Your goal |
Return every row below word for word, leaving out the pictures.

Box annotation data |
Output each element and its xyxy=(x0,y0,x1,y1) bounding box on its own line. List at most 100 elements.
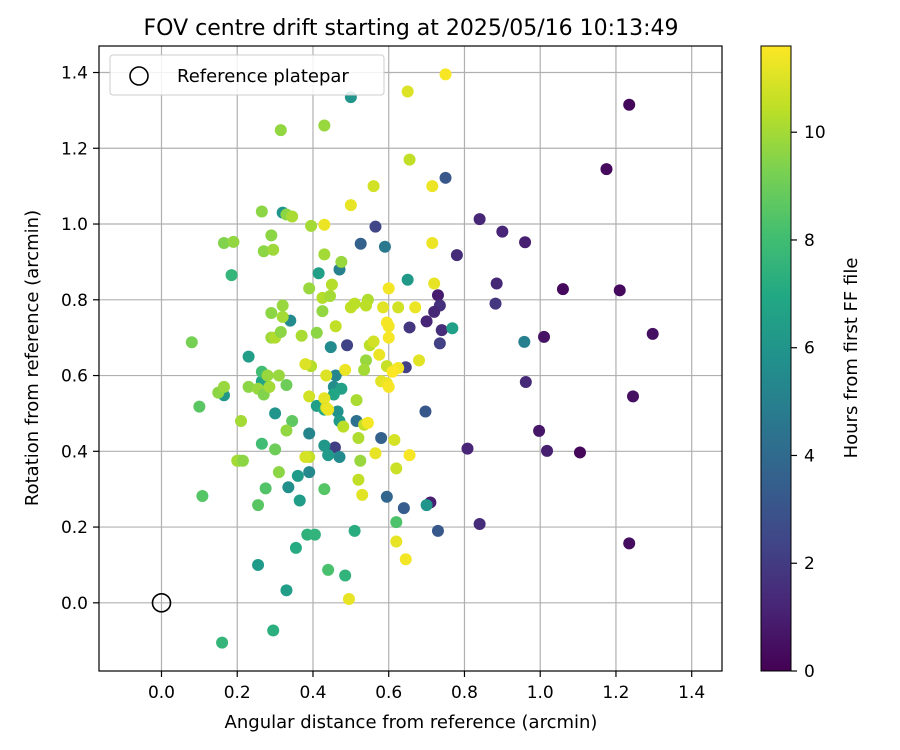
data-point xyxy=(386,365,399,378)
data-point xyxy=(295,329,308,342)
y-tick-label: 0.4 xyxy=(61,442,88,462)
data-point xyxy=(378,240,391,253)
data-point xyxy=(242,350,255,363)
data-point xyxy=(320,369,333,382)
data-point xyxy=(519,375,532,388)
data-point xyxy=(318,439,331,452)
data-point xyxy=(403,449,416,462)
data-point xyxy=(358,363,371,376)
data-point xyxy=(541,444,554,457)
data-point xyxy=(354,237,367,250)
data-point xyxy=(265,229,278,242)
colorbar-tick-label: 8 xyxy=(804,231,815,251)
data-point xyxy=(556,283,569,296)
x-tick-label: 1.0 xyxy=(527,683,554,703)
data-point xyxy=(435,324,448,337)
data-point xyxy=(401,273,414,286)
colorbar-label: Hours from first FF file xyxy=(841,258,862,459)
y-tick-label: 1.0 xyxy=(61,215,88,235)
data-point xyxy=(303,427,316,440)
data-point xyxy=(329,320,342,333)
data-point xyxy=(533,424,546,437)
data-point xyxy=(312,267,325,280)
data-point xyxy=(327,388,340,401)
data-point xyxy=(496,225,509,238)
colorbar-tick-label: 4 xyxy=(804,446,815,466)
data-point xyxy=(413,354,426,367)
chart-title: FOV centre drift starting at 2025/05/16 … xyxy=(144,16,679,41)
data-point xyxy=(272,369,285,382)
plot-frame xyxy=(98,45,723,672)
data-point xyxy=(339,363,352,376)
data-point xyxy=(308,528,321,541)
data-point xyxy=(382,380,395,393)
data-point xyxy=(259,482,272,495)
data-point xyxy=(316,305,329,318)
data-point xyxy=(348,297,361,310)
data-point xyxy=(382,331,395,344)
data-point xyxy=(342,593,355,606)
x-tick-label: 0.0 xyxy=(148,683,175,703)
data-point xyxy=(473,213,486,226)
data-point xyxy=(267,243,280,256)
data-point xyxy=(303,390,316,403)
data-point xyxy=(439,171,452,184)
data-point xyxy=(613,284,626,297)
reference-marker xyxy=(151,593,172,613)
data-point xyxy=(538,330,550,343)
legend-marker-icon xyxy=(129,66,149,86)
data-point xyxy=(360,299,372,312)
data-point xyxy=(489,297,502,310)
data-point xyxy=(291,469,304,482)
data-point xyxy=(399,553,412,566)
data-point xyxy=(225,269,238,282)
data-point xyxy=(276,310,289,323)
data-point xyxy=(303,282,316,295)
data-point xyxy=(382,320,395,333)
data-point xyxy=(318,218,331,231)
data-point xyxy=(420,499,433,512)
data-point xyxy=(382,282,395,295)
legend-box xyxy=(109,54,385,96)
data-point xyxy=(623,537,636,550)
data-point xyxy=(600,163,613,176)
data-point xyxy=(369,447,382,460)
data-point xyxy=(217,380,230,393)
data-point xyxy=(286,415,299,427)
y-tick-label: 0.6 xyxy=(61,367,88,387)
x-tick-label: 0.2 xyxy=(224,683,251,703)
data-point xyxy=(282,481,295,494)
data-point xyxy=(439,68,452,81)
y-axis-label: Rotation from reference (arcmin) xyxy=(22,210,43,506)
data-point xyxy=(646,327,659,340)
data-point xyxy=(518,335,531,348)
data-point xyxy=(337,420,350,433)
data-point xyxy=(269,407,282,420)
data-point xyxy=(419,405,432,418)
data-points xyxy=(185,68,659,649)
data-point xyxy=(267,624,280,637)
x-axis-label: Angular distance from reference (arcmin) xyxy=(225,712,598,733)
data-point xyxy=(193,400,206,413)
data-point xyxy=(373,348,386,361)
x-tick-label: 0.6 xyxy=(375,683,402,703)
data-point xyxy=(217,236,230,249)
data-point xyxy=(329,369,342,382)
data-point xyxy=(252,499,265,512)
data-point xyxy=(280,584,293,597)
data-point xyxy=(236,454,249,467)
data-point xyxy=(573,446,586,459)
data-point xyxy=(263,380,276,393)
data-point xyxy=(293,494,306,507)
x-tick-label: 0.8 xyxy=(451,683,478,703)
data-point xyxy=(428,305,441,318)
data-point xyxy=(420,315,433,328)
data-point xyxy=(269,443,282,456)
data-point xyxy=(431,289,444,302)
data-point xyxy=(324,341,337,354)
y-tick-label: 0.8 xyxy=(61,291,88,311)
y-tick-label: 0.2 xyxy=(61,518,88,538)
data-point xyxy=(265,307,278,320)
data-point xyxy=(367,335,380,348)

The reply |
Output each element and its xyxy=(x0,y0,x1,y1) bounding box on its own line. List at most 100 elements.
data-point xyxy=(386,365,399,378)
data-point xyxy=(295,329,308,342)
y-tick-label: 0.4 xyxy=(61,442,88,462)
data-point xyxy=(378,240,391,253)
data-point xyxy=(242,350,255,363)
data-point xyxy=(320,369,333,382)
data-point xyxy=(519,375,532,388)
data-point xyxy=(318,439,331,452)
data-point xyxy=(403,449,416,462)
data-point xyxy=(358,363,371,376)
data-point xyxy=(541,444,554,457)
data-point xyxy=(354,237,367,250)
data-point xyxy=(265,229,278,242)
colorbar-tick-label: 8 xyxy=(804,231,815,251)
data-point xyxy=(556,283,569,296)
x-tick-label: 1.0 xyxy=(527,683,554,703)
data-point xyxy=(435,324,448,337)
data-point xyxy=(401,273,414,286)
colorbar-label: Hours from first FF file xyxy=(841,258,862,459)
y-tick-label: 1.0 xyxy=(61,215,88,235)
data-point xyxy=(303,427,316,440)
data-point xyxy=(329,320,342,333)
data-point xyxy=(533,424,546,437)
data-point xyxy=(312,267,325,280)
data-point xyxy=(327,388,340,401)
data-point xyxy=(496,225,509,238)
colorbar-tick-label: 4 xyxy=(804,446,815,466)
data-point xyxy=(413,354,426,367)
chart-title: FOV centre drift starting at 2025/05/16 … xyxy=(144,16,679,41)
data-point xyxy=(272,369,285,382)
plot-frame xyxy=(98,45,723,672)
data-point xyxy=(339,363,352,376)
data-point xyxy=(308,528,321,541)
data-point xyxy=(382,380,395,393)
data-point xyxy=(259,482,272,495)
data-point xyxy=(316,305,329,318)
data-point xyxy=(348,297,361,310)
data-point xyxy=(382,331,395,344)
data-point xyxy=(342,593,355,606)
x-tick-label: 0.0 xyxy=(148,683,175,703)
data-point xyxy=(473,213,486,226)
data-point xyxy=(267,243,280,256)
data-point xyxy=(303,390,316,403)
data-point xyxy=(439,171,452,184)
data-point xyxy=(613,284,626,297)
reference-marker xyxy=(151,593,172,613)
data-point xyxy=(538,330,550,343)
legend-marker-icon xyxy=(129,66,149,86)
data-point xyxy=(360,299,372,312)
data-point xyxy=(489,297,502,310)
data-point xyxy=(291,469,304,482)
data-point xyxy=(399,553,412,566)
data-point xyxy=(225,269,238,282)
data-point xyxy=(276,310,289,323)
data-point xyxy=(303,282,316,295)
data-point xyxy=(382,320,395,333)
data-point xyxy=(318,218,331,231)
data-point xyxy=(420,499,433,512)
data-point xyxy=(382,282,395,295)
legend-box xyxy=(109,54,385,96)
data-point xyxy=(623,537,636,550)
data-point xyxy=(600,163,613,176)
data-point xyxy=(369,447,382,460)
data-point xyxy=(217,380,230,393)
data-point xyxy=(286,415,299,427)
y-tick-label: 0.6 xyxy=(61,367,88,387)
x-tick-label: 0.2 xyxy=(224,683,251,703)
data-point xyxy=(282,481,295,494)
data-point xyxy=(439,68,452,81)
y-axis-label: Rotation from reference (arcmin) xyxy=(22,210,43,506)
data-point xyxy=(646,327,659,340)
data-point xyxy=(518,335,531,348)
data-point xyxy=(337,420,350,433)
data-point xyxy=(269,407,282,420)
data-point xyxy=(419,405,432,418)
data-points xyxy=(185,68,659,649)
data-point xyxy=(267,624,280,637)
x-axis-label: Angular distance from reference (arcmin) xyxy=(225,712,598,733)
data-point xyxy=(193,400,206,413)
data-point xyxy=(373,348,386,361)
x-tick-label: 0.6 xyxy=(375,683,402,703)
data-point xyxy=(217,236,230,249)
data-point xyxy=(329,369,342,382)
data-point xyxy=(252,499,265,512)
data-point xyxy=(280,584,293,597)
data-point xyxy=(236,454,249,467)
data-point xyxy=(573,446,586,459)
data-point xyxy=(263,380,276,393)
data-point xyxy=(293,494,306,507)
x-tick-label: 0.8 xyxy=(451,683,478,703)
data-point xyxy=(428,305,441,318)
data-point xyxy=(420,315,433,328)
data-point xyxy=(269,443,282,456)
data-point xyxy=(431,289,444,302)
data-point xyxy=(324,341,337,354)
y-tick-label: 0.8 xyxy=(61,291,88,311)
y-tick-label: 0.2 xyxy=(61,518,88,538)
data-point xyxy=(265,307,278,320)
data-point xyxy=(367,335,380,348)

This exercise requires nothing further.